Saved entries
========================================================================

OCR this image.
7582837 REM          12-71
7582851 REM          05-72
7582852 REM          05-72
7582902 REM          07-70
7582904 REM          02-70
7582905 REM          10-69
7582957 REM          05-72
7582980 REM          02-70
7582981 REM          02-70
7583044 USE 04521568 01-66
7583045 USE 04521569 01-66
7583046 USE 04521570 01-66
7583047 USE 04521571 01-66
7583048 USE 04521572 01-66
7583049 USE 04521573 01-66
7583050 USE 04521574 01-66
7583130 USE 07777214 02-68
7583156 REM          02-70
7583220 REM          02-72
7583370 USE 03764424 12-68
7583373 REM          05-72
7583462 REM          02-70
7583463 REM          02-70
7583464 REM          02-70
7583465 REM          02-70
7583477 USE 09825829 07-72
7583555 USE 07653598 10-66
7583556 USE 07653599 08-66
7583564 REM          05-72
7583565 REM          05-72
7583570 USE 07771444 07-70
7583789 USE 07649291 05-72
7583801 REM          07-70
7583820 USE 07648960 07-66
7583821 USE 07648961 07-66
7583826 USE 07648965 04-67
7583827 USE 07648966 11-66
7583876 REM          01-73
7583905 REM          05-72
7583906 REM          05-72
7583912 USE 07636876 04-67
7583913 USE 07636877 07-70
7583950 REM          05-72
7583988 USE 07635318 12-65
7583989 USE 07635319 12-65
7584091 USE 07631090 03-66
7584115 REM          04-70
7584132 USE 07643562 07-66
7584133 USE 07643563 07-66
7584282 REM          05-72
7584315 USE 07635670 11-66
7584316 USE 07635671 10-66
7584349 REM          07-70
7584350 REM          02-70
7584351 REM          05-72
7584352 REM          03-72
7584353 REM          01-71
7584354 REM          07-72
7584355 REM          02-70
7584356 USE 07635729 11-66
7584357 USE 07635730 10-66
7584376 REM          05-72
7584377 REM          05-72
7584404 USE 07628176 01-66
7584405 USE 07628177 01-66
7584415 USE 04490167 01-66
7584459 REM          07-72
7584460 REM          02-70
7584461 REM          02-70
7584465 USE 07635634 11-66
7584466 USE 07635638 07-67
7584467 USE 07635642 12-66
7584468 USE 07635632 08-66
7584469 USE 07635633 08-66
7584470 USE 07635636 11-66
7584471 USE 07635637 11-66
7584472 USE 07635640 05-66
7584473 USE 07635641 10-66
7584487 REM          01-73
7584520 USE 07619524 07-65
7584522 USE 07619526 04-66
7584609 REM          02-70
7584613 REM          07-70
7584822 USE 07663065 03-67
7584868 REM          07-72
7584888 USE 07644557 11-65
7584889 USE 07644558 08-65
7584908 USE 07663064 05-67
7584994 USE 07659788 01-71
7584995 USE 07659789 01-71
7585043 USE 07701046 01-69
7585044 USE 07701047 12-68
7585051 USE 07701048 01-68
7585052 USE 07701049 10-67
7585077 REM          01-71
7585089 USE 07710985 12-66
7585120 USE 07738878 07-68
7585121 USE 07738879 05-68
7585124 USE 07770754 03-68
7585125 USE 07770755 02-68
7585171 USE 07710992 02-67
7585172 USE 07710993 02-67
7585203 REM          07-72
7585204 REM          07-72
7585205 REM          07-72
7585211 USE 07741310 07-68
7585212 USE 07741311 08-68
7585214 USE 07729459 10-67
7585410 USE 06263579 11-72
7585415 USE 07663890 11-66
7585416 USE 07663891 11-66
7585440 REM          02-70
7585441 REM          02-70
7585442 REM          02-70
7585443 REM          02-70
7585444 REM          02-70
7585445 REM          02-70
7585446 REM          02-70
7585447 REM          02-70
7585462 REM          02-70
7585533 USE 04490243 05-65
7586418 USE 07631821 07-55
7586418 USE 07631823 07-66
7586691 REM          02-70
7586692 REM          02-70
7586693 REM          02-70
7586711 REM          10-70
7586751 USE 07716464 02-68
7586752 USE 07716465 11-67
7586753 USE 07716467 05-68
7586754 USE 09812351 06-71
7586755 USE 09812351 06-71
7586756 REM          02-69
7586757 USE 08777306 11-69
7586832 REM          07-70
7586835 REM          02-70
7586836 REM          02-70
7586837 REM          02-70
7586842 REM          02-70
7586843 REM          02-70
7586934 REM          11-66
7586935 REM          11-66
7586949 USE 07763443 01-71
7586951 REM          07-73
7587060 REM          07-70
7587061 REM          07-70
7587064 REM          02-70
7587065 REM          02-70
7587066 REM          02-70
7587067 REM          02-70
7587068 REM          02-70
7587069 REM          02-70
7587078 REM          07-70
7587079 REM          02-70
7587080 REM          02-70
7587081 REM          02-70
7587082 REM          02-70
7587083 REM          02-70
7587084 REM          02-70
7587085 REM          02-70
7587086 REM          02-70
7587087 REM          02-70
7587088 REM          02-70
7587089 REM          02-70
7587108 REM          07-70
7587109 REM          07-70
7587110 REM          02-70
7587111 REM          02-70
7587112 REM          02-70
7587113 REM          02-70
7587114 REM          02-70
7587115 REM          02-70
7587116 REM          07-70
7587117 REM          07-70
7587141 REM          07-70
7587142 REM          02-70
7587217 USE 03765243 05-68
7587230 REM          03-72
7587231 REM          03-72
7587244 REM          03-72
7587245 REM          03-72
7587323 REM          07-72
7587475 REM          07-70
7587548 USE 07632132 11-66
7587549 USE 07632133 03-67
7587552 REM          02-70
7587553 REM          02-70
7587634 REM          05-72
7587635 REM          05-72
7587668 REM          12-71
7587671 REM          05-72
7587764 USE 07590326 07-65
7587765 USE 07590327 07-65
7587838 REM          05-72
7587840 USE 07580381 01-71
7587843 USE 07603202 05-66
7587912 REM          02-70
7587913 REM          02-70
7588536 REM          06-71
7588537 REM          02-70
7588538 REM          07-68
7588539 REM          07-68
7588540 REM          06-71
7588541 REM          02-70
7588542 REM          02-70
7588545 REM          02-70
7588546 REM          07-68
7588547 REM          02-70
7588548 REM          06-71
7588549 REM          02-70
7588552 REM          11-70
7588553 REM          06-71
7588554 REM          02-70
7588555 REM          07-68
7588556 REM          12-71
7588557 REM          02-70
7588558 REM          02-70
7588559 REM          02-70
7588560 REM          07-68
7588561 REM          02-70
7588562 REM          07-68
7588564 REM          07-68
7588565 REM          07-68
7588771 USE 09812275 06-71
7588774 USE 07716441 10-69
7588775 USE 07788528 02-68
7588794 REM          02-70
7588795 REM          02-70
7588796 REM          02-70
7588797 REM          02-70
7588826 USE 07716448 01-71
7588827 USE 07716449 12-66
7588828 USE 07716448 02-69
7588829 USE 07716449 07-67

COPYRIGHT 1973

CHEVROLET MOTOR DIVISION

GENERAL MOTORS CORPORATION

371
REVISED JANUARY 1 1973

========================================================================

▸ INSTRUCTIONS TO FOLLOW
Copy out the whole listing exactly.

▸ COMPLETE ANSWER
OCR this image.
7582837 REM          12-71
7582851 REM          05-72
7582852 REM          05-72
7582902 REM          07-70
7582904 REM          02-70
7582905 REM          10-69
7582957 REM          05-72
7582980 REM          02-70
7582981 REM          02-70
7583044 USE 04521568 01-66
7583045 USE 04521569 01-66
7583046 USE 04521570 01-66
7583047 USE 04521571 01-66
7583048 USE 04521572 01-66
7583049 USE 04521573 01-66
7583050 USE 04521574 01-66
7583130 USE 07777214 02-68
7583156 REM          02-70
7583220 REM          02-72
7583370 USE 03764424 12-68
7583373 REM          05-72
7583462 REM          02-70
7583463 REM          02-70
7583464 REM          02-70
7583465 REM          02-70
7583477 USE 09825829 07-72
7583555 USE 07653598 10-66
7583556 USE 07653599 08-66
7583564 REM          05-72
7583565 REM          05-72
7583570 USE 07771444 07-70
7583789 USE 07649291 05-72
7583801 REM          07-70
7583820 USE 07648960 07-66
7583821 USE 07648961 07-66
7583826 USE 07648965 04-67
7583827 USE 07648966 11-66
7583876 REM          01-73
7583905 REM          05-72
7583906 REM          05-72
7583912 USE 07636876 04-67
7583913 USE 07636877 07-70
7583950 REM          05-72
7583988 USE 07635318 12-65
7583989 USE 07635319 12-65
7584091 USE 07631090 03-66
7584115 REM          04-70
7584132 USE 07643562 07-66
7584133 USE 07643563 07-66
7584282 REM          05-72
7584315 USE 07635670 11-66
7584316 USE 07635671 10-66
7584349 REM          07-70
7584350 REM          02-70
7584351 REM          05-72
7584352 REM          03-72
7584353 REM          01-71
7584354 REM          07-72
7584355 REM          02-70
7584356 USE 07635729 11-66
7584357 USE 07635730 10-66
7584376 REM          05-72
7584377 REM          05-72
7584404 USE 07628176 01-66
7584405 USE 07628177 01-66
7584415 USE 04490167 01-66
7584459 REM          07-72
7584460 REM          02-70
7584461 REM          02-70
7584465 USE 07635634 11-66
7584466 USE 07635638 07-67
7584467 USE 07635642 12-66
7584468 USE 07635632 08-66
7584469 USE 07635633 08-66
7584470 USE 07635636 11-66
7584471 USE 07635637 11-66
7584472 USE 07635640 05-66
7584473 USE 07635641 10-66
7584487 REM          01-73
7584520 USE 07619524 07-65
7584522 USE 07619526 04-66
7584609 REM          02-70
7584613 REM          07-70
7584822 USE 07663065 03-67
7584868 REM          07-72
7584888 USE 07644557 11-65
7584889 USE 07644558 08-65
7584908 USE 07663064 05-67
7584994 USE 07659788 01-71
7584995 USE 07659789 01-71
7585043 USE 07701046 01-69
7585044 USE 07701047 12-68
7585051 USE 07701048 01-68
7585052 USE 07701049 10-67
7585077 REM          01-71
7585089 USE 07710985 12-66
7585120 USE 07738878 07-68
7585121 USE 07738879 05-68
7585124 USE 07770754 03-68
7585125 USE 07770755 02-68
7585171 USE 07710992 02-67
7585172 USE 07710993 02-67
7585203 REM          07-72
7585204 REM          07-72
7585205 REM          07-72
7585211 USE 07741310 07-68
7585212 USE 07741311 08-68
7585214 USE 07729459 10-67
7585410 USE 06263579 11-72
7585415 USE 07663890 11-66
7585416 USE 07663891 11-66
7585440 REM          02-70
7585441 REM          02-70
7585442 REM          02-70
7585443 REM          02-70
7585444 REM          02-70
7585445 REM          02-70
7585446 REM          02-70
7585447 REM          02-70
7585462 REM          02-70
7585533 USE 04490243 05-65
7586418 USE 07631821 07-55
7586418 USE 07631823 07-66
7586691 REM          02-70
7586692 REM          02-70
7586693 REM          02-70
7586711 REM          10-70
7586751 USE 07716464 02-68
7586752 USE 07716465 11-67
7586753 USE 07716467 05-68
7586754 USE 09812351 06-71
7586755 USE 09812351 06-71
7586756 REM          02-69
7586757 USE 08777306 11-69
7586832 REM          07-70
7586835 REM          02-70
7586836 REM          02-70
7586837 REM          02-70
7586842 REM          02-70
7586843 REM          02-70
7586934 REM          11-66
7586935 REM          11-66
7586949 USE 07763443 01-71
7586951 REM          07-73
7587060 REM          07-70
7587061 REM          07-70
7587064 REM          02-70
7587065 REM          02-70
7587066 REM          02-70
7587067 REM          02-70
7587068 REM          02-70
7587069 REM          02-70
7587078 REM          07-70
7587079 REM          02-70
7587080 REM          02-70
7587081 REM          02-70
7587082 REM          02-70
7587083 REM          02-70
7587084 REM          02-70
7587085 REM          02-70
7587086 REM          02-70
7587087 REM          02-70
7587088 REM          02-70
7587089 REM          02-70
7587108 REM          07-70
7587109 REM          07-70
7587110 REM          02-70
7587111 REM          02-70
7587112 REM          02-70
7587113 REM          02-70
7587114 REM          02-70
7587115 REM          02-70
7587116 REM          07-70
7587117 REM          07-70
7587141 REM          07-70
7587142 REM          02-70
7587217 USE 03765243 05-68
7587230 REM          03-72
7587231 REM          03-72
7587244 REM          03-72
7587245 REM          03-72
7587323 REM          07-72
7587475 REM          07-70
7587548 USE 07632132 11-66
7587549 USE 07632133 03-67
7587552 REM          02-70
7587553 REM          02-70
7587634 REM          05-72
7587635 REM          05-72
7587668 REM          12-71
7587671 REM          05-72
7587764 USE 07590326 07-65
7587765 USE 07590327 07-65
7587838 REM          05-72
7587840 USE 07580381 01-71
7587843 USE 07603202 05-66
7587912 REM          02-70
7587913 REM          02-70
7588536 REM          06-71
7588537 REM          02-70
7588538 REM          07-68
7588539 REM          07-68
7588540 REM          06-71
7588541 REM          02-70
7588542 REM          02-70
7588545 REM          02-70
7588546 REM          07-68
7588547 REM          02-70
7588548 REM          06-71
7588549 REM          02-70
7588552 REM          11-70
7588553 REM          06-71
7588554 REM          02-70
7588555 REM          07-68
7588556 REM          12-71
7588557 REM          02-70
7588558 REM          02-70
7588559 REM          02-70
7588560 REM          07-68
7588561 REM          02-70
7588562 REM          07-68
7588564 REM          07-68
7588565 REM          07-68
7588771 USE 09812275 06-71
7588774 USE 07716441 10-69
7588775 USE 07788528 02-68
7588794 REM          02-70
7588795 REM          02-70
7588796 REM          02-70
7588797 REM          02-70
7588826 USE 07716448 01-71
7588827 USE 07716449 12-66
7588828 USE 07716448 02-69
7588829 USE 07716449 07-67

COPYRIGHT 1973

CHEVROLET MOTOR DIVISION

GENERAL MOTORS CORPORATION

371
REVISED JANUARY 1 1973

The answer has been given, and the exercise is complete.